#### GIVEN PROBLEM:
Scan the data for "Природоохранные" and copy the lines it appears in.

#### MATERIAL SUPPLIED:
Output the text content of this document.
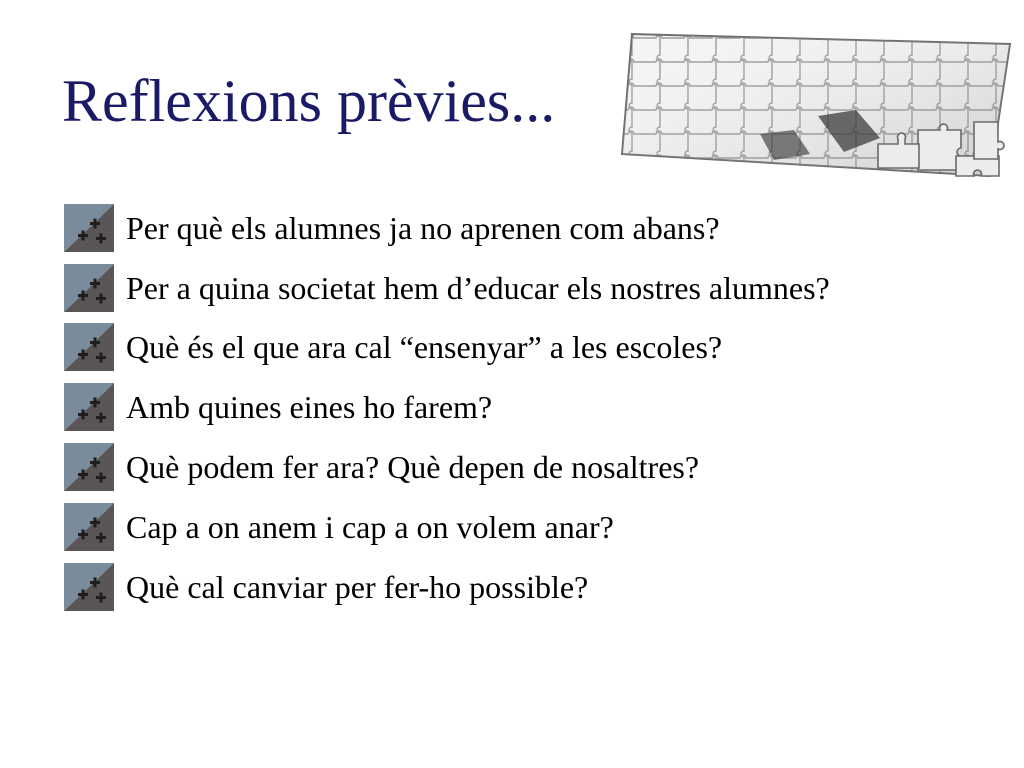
Reflexions prèvies...
Per què els alumnes ja no aprenen com abans?
Per a quina societat hem d’educar els nostres alumnes?
Què és el que ara cal “ensenyar” a les escoles?
Amb quines eines ho farem?
Què podem fer ara? Què depen de nosaltres?
Cap a on anem i cap a on volem anar?
Què cal canviar per fer-ho possible?
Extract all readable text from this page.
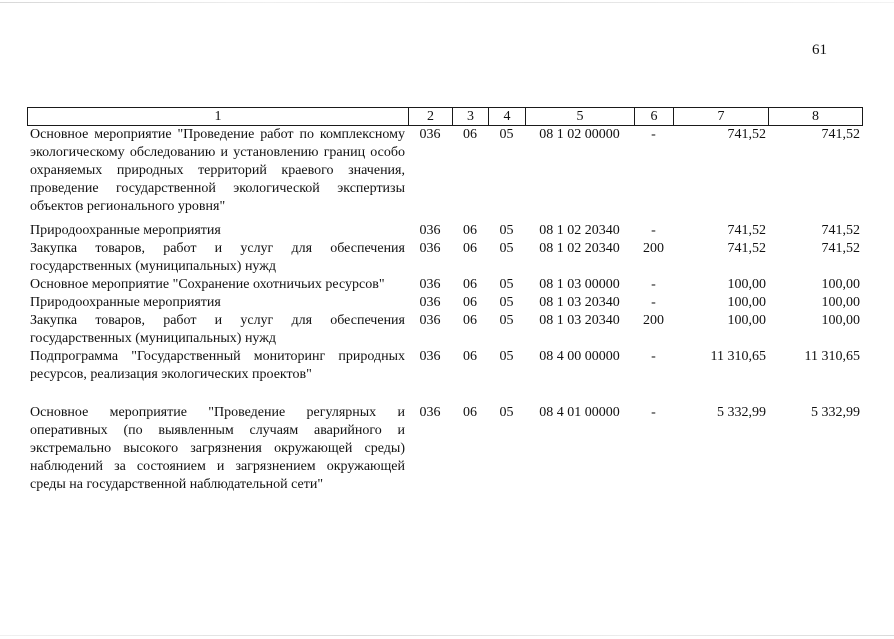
61
1	2	3	4	5	6	7	8
Основное мероприятие "Проведение работ по комплексному экологическому обследованию и установлению границ особо охраняемых природных территорий краевого значения, проведение государственной экологической экспертизы объектов регионального уровня"	036	06	05	08 1 02 00000	-	741,52	741,52

Природоохранные мероприятия	036	06	05	08 1 02 20340	-	741,52	741,52
Закупка товаров, работ и услуг для обеспечения государственных (муниципальных) нужд	036	06	05	08 1 02 20340	200	741,52	741,52
Основное мероприятие "Сохранение охотничьих ресурсов"	036	06	05	08 1 03 00000	-	100,00	100,00
Природоохранные мероприятия	036	06	05	08 1 03 20340	-	100,00	100,00
Закупка товаров, работ и услуг для обеспечения государственных (муниципальных) нужд	036	06	05	08 1 03 20340	200	100,00	100,00
Подпрограмма "Государственный мониторинг природных ресурсов, реализация экологических проектов"	036	06	05	08 4 00 00000	-	11 310,65	11 310,65

Основное мероприятие "Проведение регулярных и оперативных (по выявленным случаям аварийного и экстремально высокого загрязнения окружающей среды) наблюдений за состоянием и загрязнением окружающей среды на государственной наблюдательной сети"	036	06	05	08 4 01 00000	-	5 332,99	5 332,99
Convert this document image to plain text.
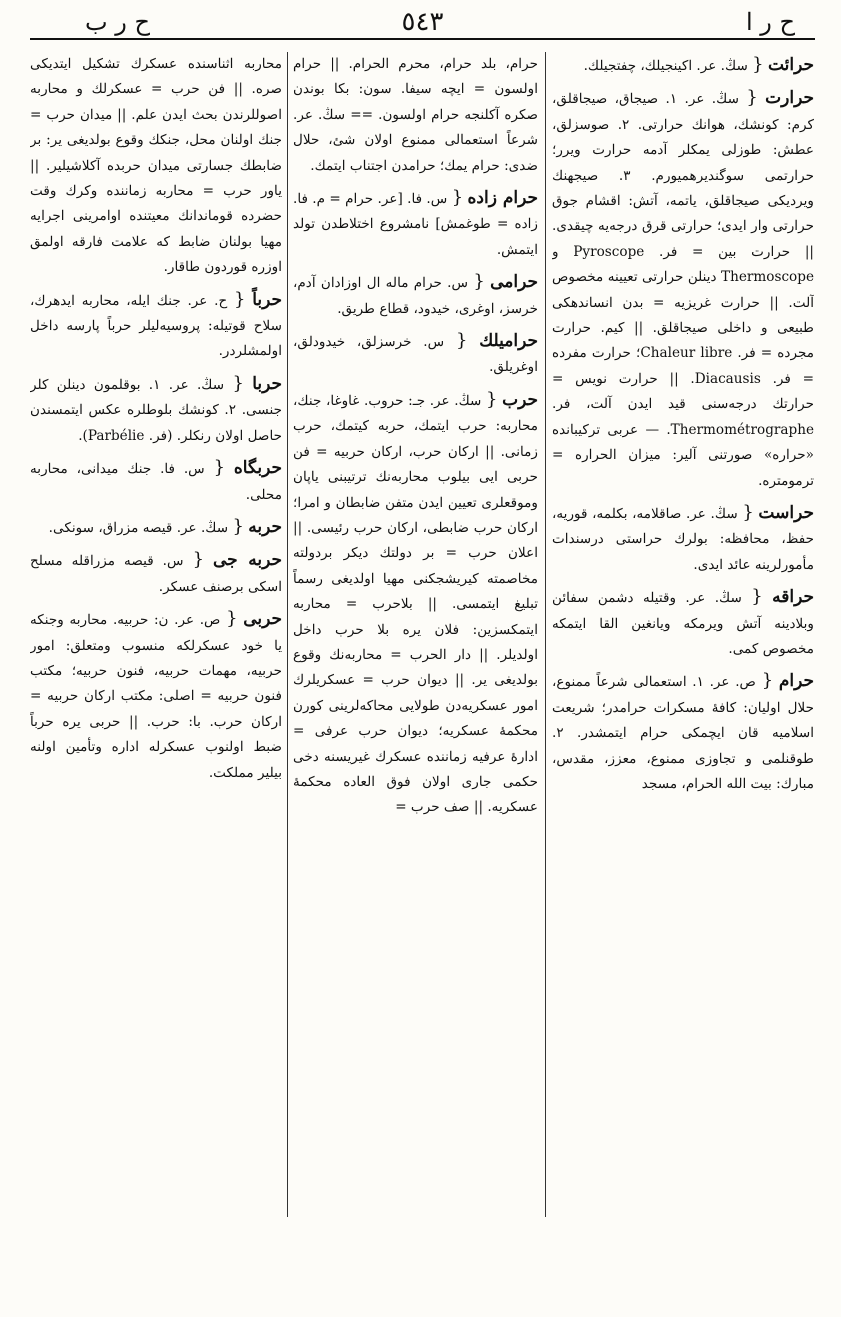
ح ر ا
٥٤٣
ح ر ب
حرائت { سڭ. عر. اكينجيلك، چفتجيلك.
حرارت { سڭ. عر. ١. صيجاق، صيجاقلق، كرم: كونشك، هوانك حرارتى. ٢. صوسزلق، عطش: طوزلى يمكلر آدمه حرارت ويرر؛ حرارتمى سوگنديرهميورم. ٣. صيجهنك ويرديكى صيجاقلق، ياتمه، آتش: اقشام جوق حرارتى وار ايدى؛ حرارتى قرق درجه‌يه چيقدى. || حرارت بين = فر. Pyroscope و Thermoscope دينلن حرارتى تعيينه مخصوص آلت. || حرارت غريزيه = بدن انساندهكى طبيعى و داخلى صيجاقلق. || كيم. حرارت مجرده = فر. Chaleur libre؛ حرارت مفرده = فر. Diacausis. || حرارت نويس = حرارتك درجه‌سنى قيد ايدن آلت، فر. Thermométrographe. — عربى تركيبانده «حراره» صورتنى آلير: ميزان الحراره = ترمومتره.
حراست { سڭ. عر. صاقلامه، بكلمه، قوريه، حفظ، محافظه: بولرك حراستى درسندات مأمورلرينه عائد ايدى.
حراقه { سڭ. عر. وقتيله دشمن سفائن وبلادينه آتش ويرمكه ويانغين القا ايتمكه مخصوص كمى.
حرام { ص. عر. ١. استعمالى شرعاً ممنوع، حلال اوليان: كافهٔ مسكرات حرامدر؛ شريعت اسلاميه قان ايچمكى حرام ايتمشدر. ٢. طوقنلمى و تجاوزى ممنوع، معزز، مقدس، مبارك: بيت الله الحرام، مسجد
حرام، بلد حرام، محرم الحرام. || حرام اولسون = ايچه سيفا. سون: بكا بوندن صكره آكلنجه حرام اولسون. == سڭ. عر. شرعاً استعمالى ممنوع اولان شئ، حلال ضدى: حرام يمك؛ حرامدن اجتناب ايتمك.
حرام زاده { س. فا. [عر. حرام = م. فا. زاده = طوغمش] نامشروع اختلاطدن تولد ايتمش.
حرامى { س. حرام ماله ال اوزادان آدم، خرسز، اوغرى، خيدود، قطاع طريق.
حراميلك { س. خرسزلق، خيدودلق، اوغريلق.
حرب { سڭ. عر. جـ: حروب. غاوغا، جنك، محاربه: حرب ايتمك، حربه كيتمك، حرب زمانى. || اركان حرب، اركان حربيه = فن حربى ايى بيلوب محاربه‌نك ترتيبنى ياپان وموقعلرى تعيين ايدن متفن ضابطان و امرا؛ اركان حرب ضابطى، اركان حرب رئيسى. || اعلان حرب = بر دولتك ديكر بردولته مخاصمته كيريشجكنى مهيا اولديغى رسماً تبليغ ايتمسى. || بلاحرب = محاربه ايتمكسزين: فلان يره بلا حرب داخل اولديلر. || دار الحرب = محاربه‌نك وقوع بولديغى ير. || ديوان حرب = عسكريلرك امور عسكريه‌دن طولايى محاكه‌لرينى كورن محكمهٔ عسكريه؛ ديوان حرب عرفى = ادارهٔ عرفيه زماننده عسكرك غيريسنه دخى حكمى جارى اولان فوق العاده محكمهٔ عسكريه. || صف حرب =
محاربه اثناسنده عسكرك تشكيل ايتديكى صره. || فن حرب = عسكرلك و محاربه اصوللرندن بحث ايدن علم. || ميدان حرب = جنك اولنان محل، جنكك وقوع بولديغى ير: بر ضابطك جسارتى ميدان حربده آكلاشيلير. || ياور حرب = محاربه زماننده وكرك وقت حضرده قوماندانك معيتنده اوامرينى اجرايه مهيا بولنان ضابط كه علامت فارقه اولمق اوزره قوردون طاقار.
حرباً { ح. عر. جنك ايله، محاربه ايدهرك، سلاح قوتيله: پروسيه‌ليلر حرباً پارسه داخل اولمشلردر.
حربا { سڭ. عر. ١. بوقلمون دينلن كلر جنسى. ٢. كونشك بلوطلره عكس ايتمسندن حاصل اولان رنكلر. (فر. Parbélie).
حربگاه { س. فا. جنك ميدانى، محاربه محلى.
حربه { سڭ. عر. قيصه مزراق، سونكى.
حربه جى { س. قيصه مزراقله مسلح اسكى برصنف عسكر.
حربى { ص. عر. ن: حربيه. محاربه وجنكه يا خود عسكرلكه منسوب ومتعلق: امور حربيه، مهمات حربيه، فنون حربيه؛ مكتب فنون حربيه = اصلى: مكتب اركان حربيه = اركان حرب. با: حرب. || حربى يره حرباً ضبط اولنوب عسكرله اداره وتأمين اولنه بيلير مملكت.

#### FINISHED ANSWER:
Природоохранные мероприятия	036	06	05	08 1 02 20340	-	741,52	741,52
Природоохранные мероприятия	036	06	05	08 1 03 20340	-	100,00	100,00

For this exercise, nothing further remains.